* [Task] Output the lines as a JSON list of strings, one string per line, with blank lines omitted, starting at the line containing "- email-placeholder: Email: [78, 172, 153, 200]" and ending at the line containing "- get-bonus-label: Get".

* [Records to use]
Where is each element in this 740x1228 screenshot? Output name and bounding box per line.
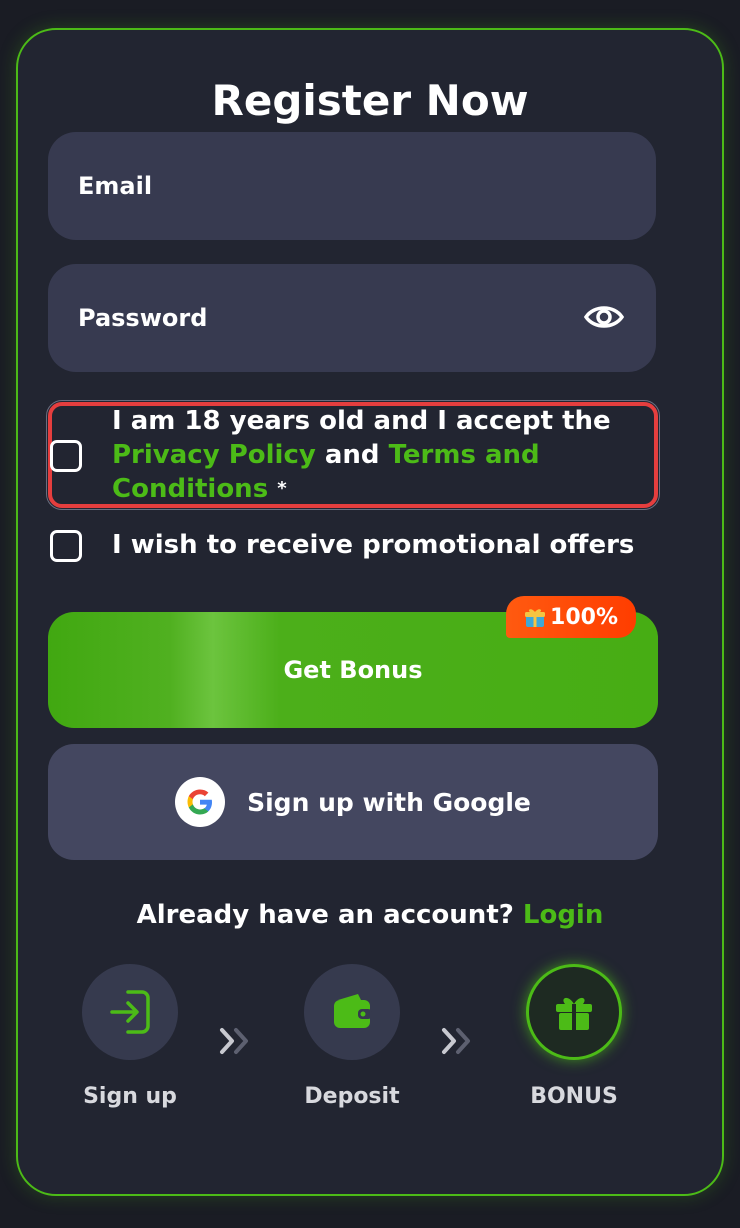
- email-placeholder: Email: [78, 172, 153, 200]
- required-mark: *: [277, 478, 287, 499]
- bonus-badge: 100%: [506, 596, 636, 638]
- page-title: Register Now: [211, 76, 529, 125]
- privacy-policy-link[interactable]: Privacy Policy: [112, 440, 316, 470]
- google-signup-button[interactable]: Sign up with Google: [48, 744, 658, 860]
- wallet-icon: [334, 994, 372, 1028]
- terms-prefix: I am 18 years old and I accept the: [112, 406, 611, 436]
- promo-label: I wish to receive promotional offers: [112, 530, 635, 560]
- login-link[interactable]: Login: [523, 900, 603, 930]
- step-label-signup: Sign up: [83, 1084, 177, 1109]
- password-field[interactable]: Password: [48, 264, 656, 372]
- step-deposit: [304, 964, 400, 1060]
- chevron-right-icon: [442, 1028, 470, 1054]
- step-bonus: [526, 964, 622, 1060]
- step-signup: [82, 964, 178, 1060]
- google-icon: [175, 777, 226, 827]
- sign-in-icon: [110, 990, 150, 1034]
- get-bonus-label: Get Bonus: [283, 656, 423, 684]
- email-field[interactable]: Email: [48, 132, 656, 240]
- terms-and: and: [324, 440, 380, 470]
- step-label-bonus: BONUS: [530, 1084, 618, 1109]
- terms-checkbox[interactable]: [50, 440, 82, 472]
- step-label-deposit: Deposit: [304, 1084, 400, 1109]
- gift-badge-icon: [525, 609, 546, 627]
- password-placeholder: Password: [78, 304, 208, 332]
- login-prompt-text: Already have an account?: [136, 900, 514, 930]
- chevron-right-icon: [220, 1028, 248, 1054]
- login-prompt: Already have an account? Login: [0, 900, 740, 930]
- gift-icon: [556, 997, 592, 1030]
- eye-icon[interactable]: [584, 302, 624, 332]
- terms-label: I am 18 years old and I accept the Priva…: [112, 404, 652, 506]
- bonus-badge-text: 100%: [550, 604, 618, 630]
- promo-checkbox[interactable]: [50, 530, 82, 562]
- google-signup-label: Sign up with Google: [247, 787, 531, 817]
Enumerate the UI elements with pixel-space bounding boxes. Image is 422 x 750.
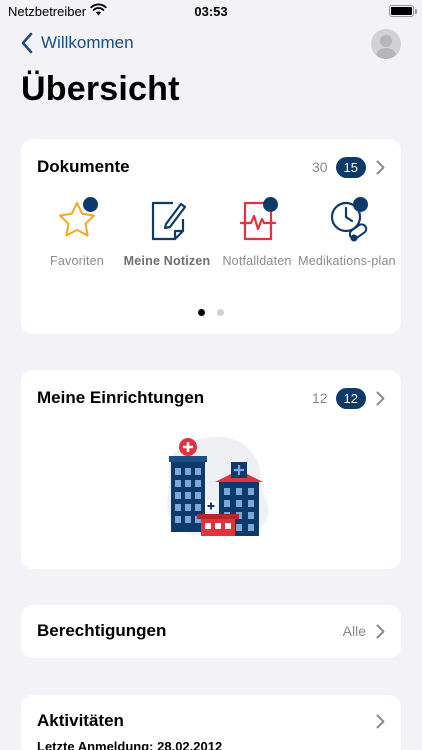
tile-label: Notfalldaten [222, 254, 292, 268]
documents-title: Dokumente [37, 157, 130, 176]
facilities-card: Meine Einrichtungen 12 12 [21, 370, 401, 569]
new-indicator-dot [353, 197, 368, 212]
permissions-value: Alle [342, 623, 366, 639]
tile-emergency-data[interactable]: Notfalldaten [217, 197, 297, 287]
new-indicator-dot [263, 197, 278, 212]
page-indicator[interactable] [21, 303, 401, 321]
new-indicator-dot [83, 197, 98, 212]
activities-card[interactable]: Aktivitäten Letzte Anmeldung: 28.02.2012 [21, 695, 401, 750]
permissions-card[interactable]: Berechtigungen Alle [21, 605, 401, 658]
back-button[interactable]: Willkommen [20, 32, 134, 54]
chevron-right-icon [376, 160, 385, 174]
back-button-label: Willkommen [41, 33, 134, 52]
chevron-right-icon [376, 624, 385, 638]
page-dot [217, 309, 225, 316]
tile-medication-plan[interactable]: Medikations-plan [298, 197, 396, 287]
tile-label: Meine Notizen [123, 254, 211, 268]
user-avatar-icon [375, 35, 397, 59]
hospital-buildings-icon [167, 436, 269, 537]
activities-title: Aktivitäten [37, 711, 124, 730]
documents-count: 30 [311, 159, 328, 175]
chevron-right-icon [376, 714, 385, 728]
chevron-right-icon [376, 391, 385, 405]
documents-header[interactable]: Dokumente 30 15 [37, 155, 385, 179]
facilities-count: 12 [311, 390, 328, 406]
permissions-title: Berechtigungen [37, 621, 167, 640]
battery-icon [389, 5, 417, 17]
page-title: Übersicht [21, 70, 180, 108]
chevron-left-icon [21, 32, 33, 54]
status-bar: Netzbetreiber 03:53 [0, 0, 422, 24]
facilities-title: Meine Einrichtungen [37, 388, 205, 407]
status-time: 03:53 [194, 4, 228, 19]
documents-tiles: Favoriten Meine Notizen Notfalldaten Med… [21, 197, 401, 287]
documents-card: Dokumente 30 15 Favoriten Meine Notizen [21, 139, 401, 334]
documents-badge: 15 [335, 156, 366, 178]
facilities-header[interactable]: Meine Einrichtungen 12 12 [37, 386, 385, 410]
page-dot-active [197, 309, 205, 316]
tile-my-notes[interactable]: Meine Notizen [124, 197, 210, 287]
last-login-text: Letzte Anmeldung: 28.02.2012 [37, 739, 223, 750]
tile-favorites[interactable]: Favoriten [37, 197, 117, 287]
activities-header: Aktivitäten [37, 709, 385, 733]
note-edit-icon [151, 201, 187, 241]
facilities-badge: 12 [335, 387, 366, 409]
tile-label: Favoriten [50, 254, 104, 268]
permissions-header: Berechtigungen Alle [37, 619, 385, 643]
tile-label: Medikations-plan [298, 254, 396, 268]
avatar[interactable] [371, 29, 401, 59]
...
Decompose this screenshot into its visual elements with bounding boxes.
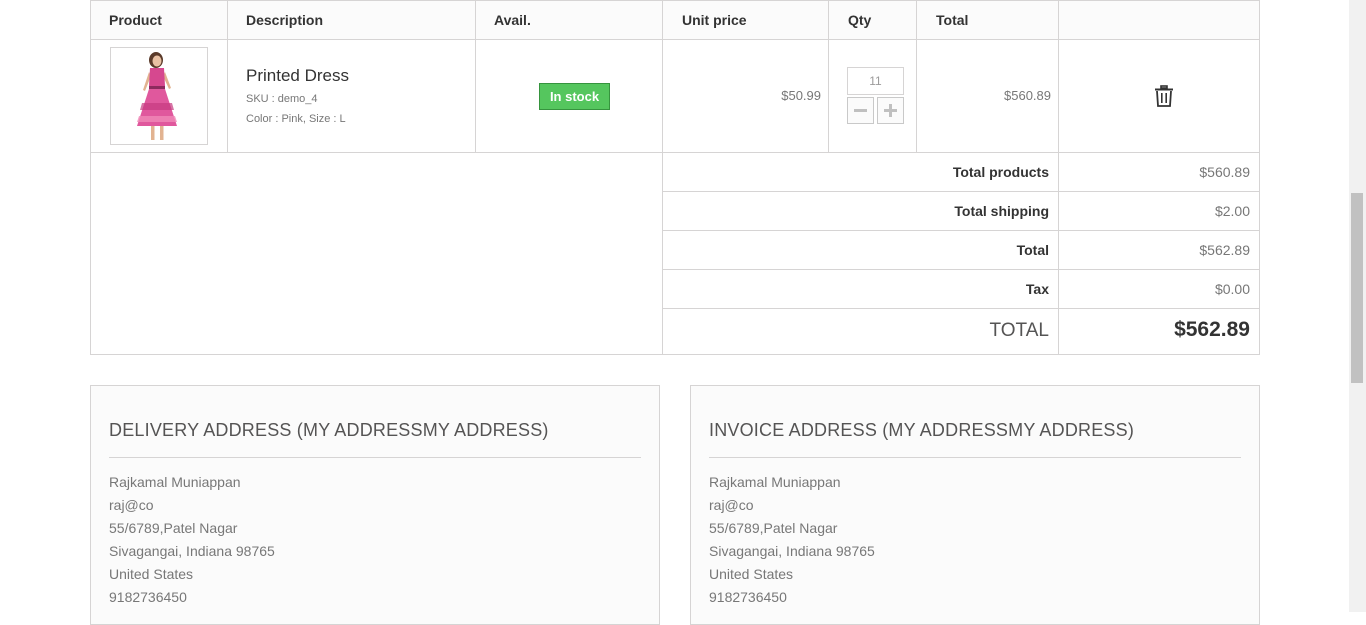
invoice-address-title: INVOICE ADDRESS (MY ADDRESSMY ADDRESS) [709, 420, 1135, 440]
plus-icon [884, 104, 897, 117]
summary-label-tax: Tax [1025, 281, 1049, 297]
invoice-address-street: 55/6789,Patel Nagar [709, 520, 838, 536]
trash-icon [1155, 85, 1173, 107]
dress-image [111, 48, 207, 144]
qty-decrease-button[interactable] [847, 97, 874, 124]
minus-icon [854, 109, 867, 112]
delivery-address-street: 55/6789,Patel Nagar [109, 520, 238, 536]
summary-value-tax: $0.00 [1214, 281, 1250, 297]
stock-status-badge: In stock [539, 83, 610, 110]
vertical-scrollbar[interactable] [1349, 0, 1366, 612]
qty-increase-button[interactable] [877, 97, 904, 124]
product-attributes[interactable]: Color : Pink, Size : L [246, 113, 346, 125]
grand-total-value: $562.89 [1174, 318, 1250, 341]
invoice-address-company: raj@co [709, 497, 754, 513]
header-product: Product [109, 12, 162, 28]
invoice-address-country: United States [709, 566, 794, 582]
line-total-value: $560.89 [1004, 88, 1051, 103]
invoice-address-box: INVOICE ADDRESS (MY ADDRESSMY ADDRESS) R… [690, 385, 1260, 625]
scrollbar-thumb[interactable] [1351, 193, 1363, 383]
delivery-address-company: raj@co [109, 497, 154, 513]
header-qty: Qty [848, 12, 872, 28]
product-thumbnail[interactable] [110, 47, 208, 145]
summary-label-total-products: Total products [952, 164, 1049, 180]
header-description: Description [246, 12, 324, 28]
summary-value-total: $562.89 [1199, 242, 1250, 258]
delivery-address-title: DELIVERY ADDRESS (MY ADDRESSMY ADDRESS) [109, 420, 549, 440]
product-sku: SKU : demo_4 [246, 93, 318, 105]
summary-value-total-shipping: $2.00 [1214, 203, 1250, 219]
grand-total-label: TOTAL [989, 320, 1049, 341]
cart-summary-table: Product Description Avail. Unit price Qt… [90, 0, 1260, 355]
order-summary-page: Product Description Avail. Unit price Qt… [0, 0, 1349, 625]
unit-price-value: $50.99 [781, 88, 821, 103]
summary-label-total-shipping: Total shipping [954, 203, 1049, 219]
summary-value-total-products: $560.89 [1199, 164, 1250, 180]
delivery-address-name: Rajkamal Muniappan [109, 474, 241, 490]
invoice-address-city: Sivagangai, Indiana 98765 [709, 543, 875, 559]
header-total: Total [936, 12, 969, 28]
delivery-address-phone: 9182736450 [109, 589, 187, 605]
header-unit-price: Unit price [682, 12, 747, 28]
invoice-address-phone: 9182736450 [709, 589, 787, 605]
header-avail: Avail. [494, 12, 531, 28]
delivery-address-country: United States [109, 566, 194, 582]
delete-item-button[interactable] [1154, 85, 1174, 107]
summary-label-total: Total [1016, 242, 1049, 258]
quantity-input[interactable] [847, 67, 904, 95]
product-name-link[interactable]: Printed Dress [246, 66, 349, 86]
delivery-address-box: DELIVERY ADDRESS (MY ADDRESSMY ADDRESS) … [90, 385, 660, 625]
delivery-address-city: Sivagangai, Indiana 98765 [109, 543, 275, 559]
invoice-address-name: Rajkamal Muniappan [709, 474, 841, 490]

* [The response]
[
  "- email-placeholder: Email: [78, 172, 153, 200]",
  "- required-mark: *: [277, 478, 287, 499]",
  "- bonus-badge: 100%: [506, 596, 636, 638]",
  "- page-title: Register Now: [211, 76, 529, 125]",
  "- privacy-policy-link[interactable]: Privacy Policy: [112, 440, 316, 470]",
  "- google-signup-button[interactable]: Sign up with Google: [48, 744, 658, 860]",
  "- wallet-icon: [334, 994, 372, 1028]",
  "- terms-prefix: I am 18 years old and I accept the: [112, 406, 611, 436]",
  "- promo-label: I wish to receive promotional offers: [112, 530, 635, 560]",
  "- login-link[interactable]: Login: [523, 900, 603, 930]",
  "- step-label-signup: Sign up: [83, 1084, 177, 1109]",
  "- password-field[interactable]: Password: [48, 264, 656, 372]",
  "- step-deposit: [304, 964, 400, 1060]",
  "- chevron-right-icon: [442, 1028, 470, 1054]",
  "- step-bonus: [526, 964, 622, 1060]",
  "- step-signup: [82, 964, 178, 1060]",
  "- google-icon: [175, 777, 226, 827]",
  "- sign-in-icon: [110, 990, 150, 1034]",
  "- get-bonus-label: Get Bonus: [283, 656, 423, 684]"
]